Given instruction:
Write out the records beneath this line exactly as they appear, minus any images.

Start of Information given

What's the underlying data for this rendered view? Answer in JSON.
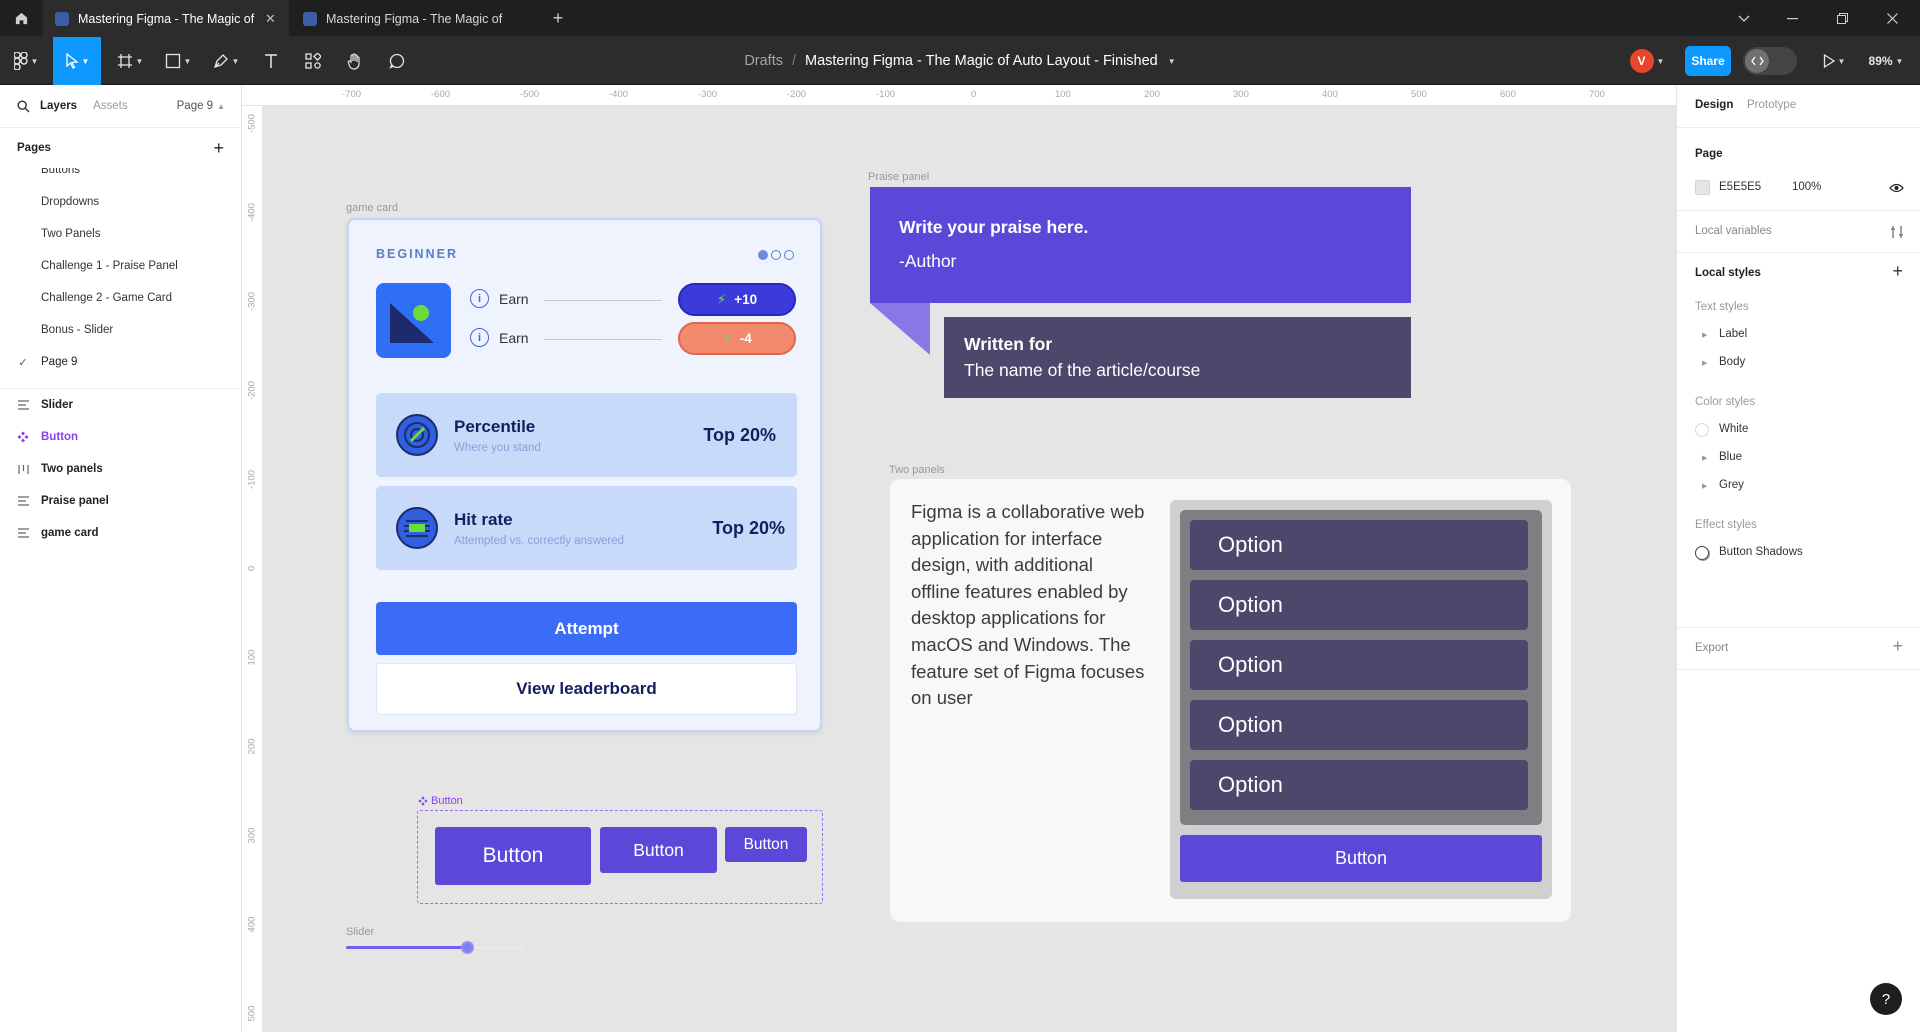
{
  "tabs": [
    {
      "title": "Mastering Figma - The Magic of Au",
      "active": true
    },
    {
      "title": "Mastering Figma - The Magic of Auto",
      "active": false
    }
  ],
  "breadcrumb": {
    "parent": "Drafts",
    "file": "Mastering Figma - The Magic of Auto Layout - Finished"
  },
  "toolbar": {
    "avatar_initial": "V",
    "share_label": "Share",
    "zoom": "89%"
  },
  "left_panel": {
    "tab_layers": "Layers",
    "tab_assets": "Assets",
    "page_selector": "Page 9",
    "pages_heading": "Pages",
    "pages": [
      "Buttons",
      "Dropdowns",
      "Two Panels",
      "Challenge 1 - Praise Panel",
      "Challenge 2 - Game Card",
      "Bonus - Slider",
      "Page 9"
    ],
    "current_page": "Page 9",
    "layers": [
      {
        "label": "Slider",
        "icon": "frame-lines-icon"
      },
      {
        "label": "Button",
        "icon": "component-icon"
      },
      {
        "label": "Two panels",
        "icon": "columns-icon"
      },
      {
        "label": "Praise panel",
        "icon": "frame-lines-icon"
      },
      {
        "label": "game card",
        "icon": "frame-lines-icon"
      }
    ]
  },
  "rulers": {
    "top": [
      "-700",
      "-600",
      "-500",
      "-400",
      "-300",
      "-200",
      "-100",
      "0",
      "100",
      "200",
      "300",
      "400",
      "500",
      "600",
      "700"
    ],
    "left": [
      "-500",
      "-400",
      "-300",
      "-200",
      "-100",
      "0",
      "100",
      "200",
      "300",
      "400",
      "500"
    ]
  },
  "canvas": {
    "game_card": {
      "frame_label": "game card",
      "level": "BEGINNER",
      "earn_rows": [
        {
          "label": "Earn",
          "value": "+10",
          "color": "#3b3bdc"
        },
        {
          "label": "Earn",
          "value": "-4",
          "color": "#f28a6e"
        }
      ],
      "stats": [
        {
          "title": "Percentile",
          "subtitle": "Where you stand",
          "value": "Top 20%"
        },
        {
          "title": "Hit rate",
          "subtitle": "Attempted vs. correctly answered",
          "value": "Top 20%"
        }
      ],
      "primary_button": "Attempt",
      "secondary_button": "View leaderboard"
    },
    "praise_panel": {
      "frame_label": "Praise panel",
      "quote": "Write your praise here.",
      "author": "-Author",
      "written_for": "Written for",
      "target": "The name of the article/course"
    },
    "two_panels": {
      "frame_label": "Two panels",
      "text": "Figma is a collaborative web application for interface design, with additional offline features enabled by desktop applications for macOS and Windows. The feature set of Figma focuses on user",
      "options": [
        "Option",
        "Option",
        "Option",
        "Option",
        "Option"
      ],
      "button": "Button"
    },
    "button_component": {
      "frame_label": "Button",
      "buttons": [
        "Button",
        "Button",
        "Button"
      ]
    },
    "slider": {
      "frame_label": "Slider",
      "value": 0.68
    }
  },
  "right_panel": {
    "tab_design": "Design",
    "tab_prototype": "Prototype",
    "page_heading": "Page",
    "page_color": "E5E5E5",
    "page_opacity": "100%",
    "local_variables": "Local variables",
    "local_styles": "Local styles",
    "text_styles_heading": "Text styles",
    "text_styles": [
      "Label",
      "Body"
    ],
    "color_styles_heading": "Color styles",
    "color_styles": [
      "White",
      "Blue",
      "Grey"
    ],
    "effect_styles_heading": "Effect styles",
    "effect_styles": [
      "Button Shadows"
    ],
    "export": "Export"
  },
  "colors": {
    "accent": "#0d99ff",
    "canvas_bg": "#E5E5E5",
    "purple": "#5b48d9",
    "dark_purple": "#4f466c",
    "blue": "#3b6cf7"
  },
  "help_label": "?"
}
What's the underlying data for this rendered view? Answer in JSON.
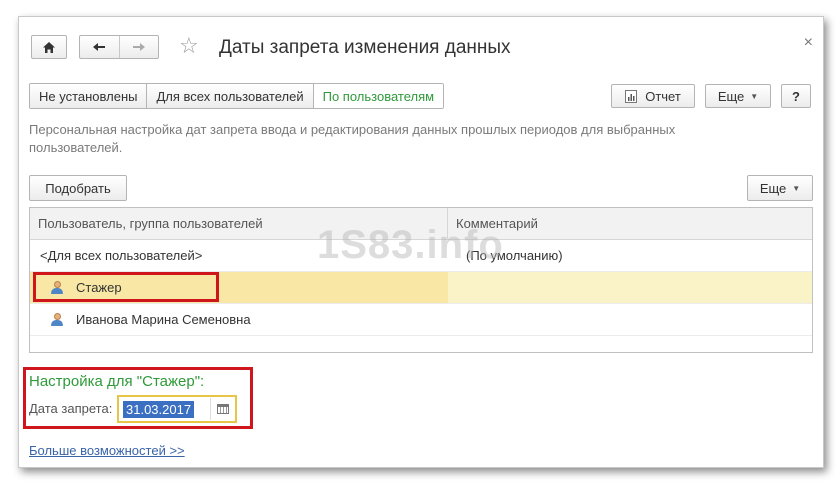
{
  "window": {
    "title": "Даты запрета изменения данных",
    "close": "×"
  },
  "tabs": [
    {
      "label": "Не установлены",
      "active": false
    },
    {
      "label": "Для всех пользователей",
      "active": false
    },
    {
      "label": "По пользователям",
      "active": true
    }
  ],
  "toolbar": {
    "report_label": "Отчет",
    "more_label": "Еще",
    "help_label": "?"
  },
  "description": "Персональная настройка дат запрета ввода и редактирования данных прошлых периодов для выбранных пользователей.",
  "list_toolbar": {
    "pick_label": "Подобрать",
    "more_label": "Еще"
  },
  "table": {
    "columns": [
      "Пользователь, группа пользователей",
      "Комментарий"
    ],
    "rows": [
      {
        "user": "<Для всех пользователей>",
        "comment": "(По умолчанию)",
        "icon": "",
        "selected": false
      },
      {
        "user": "Стажер",
        "comment": "",
        "icon": "user-icon",
        "selected": true
      },
      {
        "user": "Иванова Марина Семеновна",
        "comment": "",
        "icon": "user-icon",
        "selected": false
      }
    ]
  },
  "watermark": "1S83.info",
  "settings": {
    "title": "Настройка для \"Стажер\":",
    "date_label": "Дата запрета:",
    "date_value": "31.03.2017"
  },
  "more_link": "Больше возможностей >>",
  "colors": {
    "accent_green": "#2f9a3a",
    "highlight_red": "#d0161d",
    "selected_row": "#fbf3c8",
    "link_blue": "#3a64a8"
  }
}
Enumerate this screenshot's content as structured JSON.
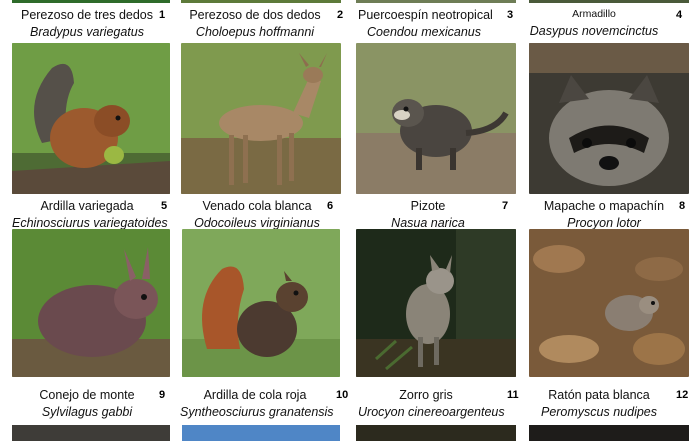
{
  "panels": [
    {
      "number": "1",
      "common": "Perezoso de tres dedos",
      "scientific": "Bradypus variegatus"
    },
    {
      "number": "2",
      "common": "Perezoso de dos dedos",
      "scientific": "Choloepus hoffmanni"
    },
    {
      "number": "3",
      "common": "Puercoespín neotropical",
      "scientific": "Coendou mexicanus"
    },
    {
      "number": "4",
      "common": "Armadillo",
      "scientific": "Dasypus novemcinctus"
    },
    {
      "number": "5",
      "common": "Ardilla variegada",
      "scientific": "Echinosciurus variegatoides"
    },
    {
      "number": "6",
      "common": "Venado cola blanca",
      "scientific": "Odocoileus virginianus"
    },
    {
      "number": "7",
      "common": "Pizote",
      "scientific": "Nasua narica"
    },
    {
      "number": "8",
      "common": "Mapache o mapachín",
      "scientific": "Procyon lotor"
    },
    {
      "number": "9",
      "common": "Conejo de monte",
      "scientific": "Sylvilagus gabbi"
    },
    {
      "number": "10",
      "common": "Ardilla de cola roja",
      "scientific": "Syntheosciurus granatensis"
    },
    {
      "number": "11",
      "common": "Zorro gris",
      "scientific": "Urocyon cinereoargenteus"
    },
    {
      "number": "12",
      "common": "Ratón pata blanca",
      "scientific": "Peromyscus nudipes"
    }
  ]
}
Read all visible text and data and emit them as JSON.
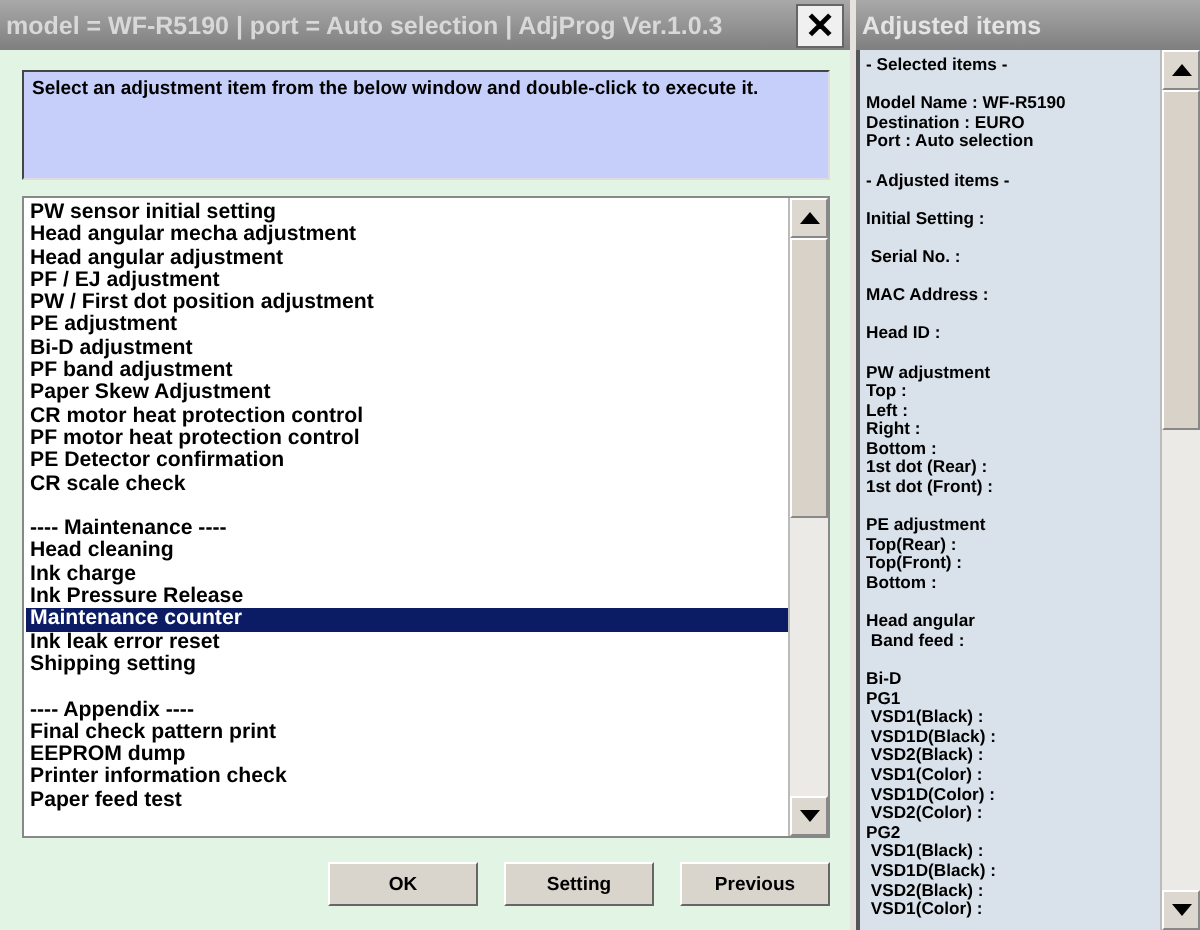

End of Information given

Written response:
What's the underlying data for this rendered view? Answer in JSON.
{
  "tabs": [
    {
      "title": "Mastering Figma - The Magic of Au",
      "active": true
    },
    {
      "title": "Mastering Figma - The Magic of Auto",
      "active": false
    }
  ],
  "breadcrumb": {
    "parent": "Drafts",
    "file": "Mastering Figma - The Magic of Auto Layout - Finished"
  },
  "toolbar": {
    "avatar_initial": "V",
    "share_label": "Share",
    "zoom": "89%"
  },
  "left_panel": {
    "tab_layers": "Layers",
    "tab_assets": "Assets",
    "page_selector": "Page 9",
    "pages_heading": "Pages",
    "pages": [
      "Buttons",
      "Dropdowns",
      "Two Panels",
      "Challenge 1 - Praise Panel",
      "Challenge 2 - Game Card",
      "Bonus - Slider",
      "Page 9"
    ],
    "current_page": "Page 9",
    "layers": [
      {
        "label": "Slider",
        "icon": "frame-lines-icon"
      },
      {
        "label": "Button",
        "icon": "component-icon"
      },
      {
        "label": "Two panels",
        "icon": "columns-icon"
      },
      {
        "label": "Praise panel",
        "icon": "frame-lines-icon"
      },
      {
        "label": "game card",
        "icon": "frame-lines-icon"
      }
    ]
  },
  "rulers": {
    "top": [
      "-700",
      "-600",
      "-500",
      "-400",
      "-300",
      "-200",
      "-100",
      "0",
      "100",
      "200",
      "300",
      "400",
      "500",
      "600",
      "700"
    ],
    "left": [
      "-500",
      "-400",
      "-300",
      "-200",
      "-100",
      "0",
      "100",
      "200",
      "300",
      "400",
      "500"
    ]
  },
  "canvas": {
    "game_card": {
      "frame_label": "game card",
      "level": "BEGINNER",
      "earn_rows": [
        {
          "label": "Earn",
          "value": "+10",
          "color": "#3b3bdc"
        },
        {
          "label": "Earn",
          "value": "-4",
          "color": "#f28a6e"
        }
      ],
      "stats": [
        {
          "title": "Percentile",
          "subtitle": "Where you stand",
          "value": "Top 20%"
        },
        {
          "title": "Hit rate",
          "subtitle": "Attempted vs. correctly answered",
          "value": "Top 20%"
        }
      ],
      "primary_button": "Attempt",
      "secondary_button": "View leaderboard"
    },
    "praise_panel": {
      "frame_label": "Praise panel",
      "quote": "Write your praise here.",
      "author": "-Author",
      "written_for": "Written for",
      "target": "The name of the article/course"
    },
    "two_panels": {
      "frame_label": "Two panels",
      "text": "Figma is a collaborative web application for interface design, with additional offline features enabled by desktop applications for macOS and Windows. The feature set of Figma focuses on user",
      "options": [
        "Option",
        "Option",
        "Option",
        "Option",
        "Option"
      ],
      "button": "Button"
    },
    "button_component": {
      "frame_label": "Button",
      "buttons": [
        "Button",
        "Button",
        "Button"
      ]
    },
    "slider": {
      "frame_label": "Slider",
      "value": 0.68
    }
  },
  "right_panel": {
    "tab_design": "Design",
    "tab_prototype": "Prototype",
    "page_heading": "Page",
    "page_color": "E5E5E5",
    "page_opacity": "100%",
    "local_variables": "Local variables",
    "local_styles": "Local styles",
    "text_styles_heading": "Text styles",
    "text_styles": [
      "Label",
      "Body"
    ],
    "color_styles_heading": "Color styles",
    "color_styles": [
      "White",
      "Blue",
      "Grey"
    ],
    "effect_styles_heading": "Effect styles",
    "effect_styles": [
      "Button Shadows"
    ],
    "export": "Export"
  },
  "colors": {
    "accent": "#0d99ff",
    "canvas_bg": "#E5E5E5",
    "purple": "#5b48d9",
    "dark_purple": "#4f466c",
    "blue": "#3b6cf7"
  },
  "help_label": "?"
}
What's the underlying data for this rendered view? Answer in JSON.
{
  "window": {
    "title": "Даты запрета изменения данных",
    "close": "×"
  },
  "tabs": [
    {
      "label": "Не установлены",
      "active": false
    },
    {
      "label": "Для всех пользователей",
      "active": false
    },
    {
      "label": "По пользователям",
      "active": true
    }
  ],
  "toolbar": {
    "report_label": "Отчет",
    "more_label": "Еще",
    "help_label": "?"
  },
  "description": "Персональная настройка дат запрета ввода и редактирования данных прошлых периодов для выбранных пользователей.",
  "list_toolbar": {
    "pick_label": "Подобрать",
    "more_label": "Еще"
  },
  "table": {
    "columns": [
      "Пользователь, группа пользователей",
      "Комментарий"
    ],
    "rows": [
      {
        "user": "<Для всех пользователей>",
        "comment": "(По умолчанию)",
        "icon": "",
        "selected": false
      },
      {
        "user": "Стажер",
        "comment": "",
        "icon": "user-icon",
        "selected": true
      },
      {
        "user": "Иванова Марина Семеновна",
        "comment": "",
        "icon": "user-icon",
        "selected": false
      }
    ]
  },
  "watermark": "1S83.info",
  "settings": {
    "title": "Настройка для \"Стажер\":",
    "date_label": "Дата запрета:",
    "date_value": "31.03.2017"
  },
  "more_link": "Больше возможностей >>",
  "colors": {
    "accent_green": "#2f9a3a",
    "highlight_red": "#d0161d",
    "selected_row": "#fbf3c8",
    "link_blue": "#3a64a8"
  }
}
Enumerate this screenshot's content as structured JSON.
{
  "panels": [
    {
      "number": "1",
      "common": "Perezoso de tres dedos",
      "scientific": "Bradypus variegatus"
    },
    {
      "number": "2",
      "common": "Perezoso de dos dedos",
      "scientific": "Choloepus hoffmanni"
    },
    {
      "number": "3",
      "common": "Puercoespín neotropical",
      "scientific": "Coendou mexicanus"
    },
    {
      "number": "4",
      "common": "Armadillo",
      "scientific": "Dasypus novemcinctus"
    },
    {
      "number": "5",
      "common": "Ardilla variegada",
      "scientific": "Echinosciurus variegatoides"
    },
    {
      "number": "6",
      "common": "Venado cola blanca",
      "scientific": "Odocoileus virginianus"
    },
    {
      "number": "7",
      "common": "Pizote",
      "scientific": "Nasua narica"
    },
    {
      "number": "8",
      "common": "Mapache o mapachín",
      "scientific": "Procyon lotor"
    },
    {
      "number": "9",
      "common": "Conejo de monte",
      "scientific": "Sylvilagus gabbi"
    },
    {
      "number": "10",
      "common": "Ardilla de cola roja",
      "scientific": "Syntheosciurus granatensis"
    },
    {
      "number": "11",
      "common": "Zorro gris",
      "scientific": "Urocyon cinereoargenteus"
    },
    {
      "number": "12",
      "common": "Ratón pata blanca",
      "scientific": "Peromyscus nudipes"
    }
  ]
}
Read all visible text and data and emit them as JSON.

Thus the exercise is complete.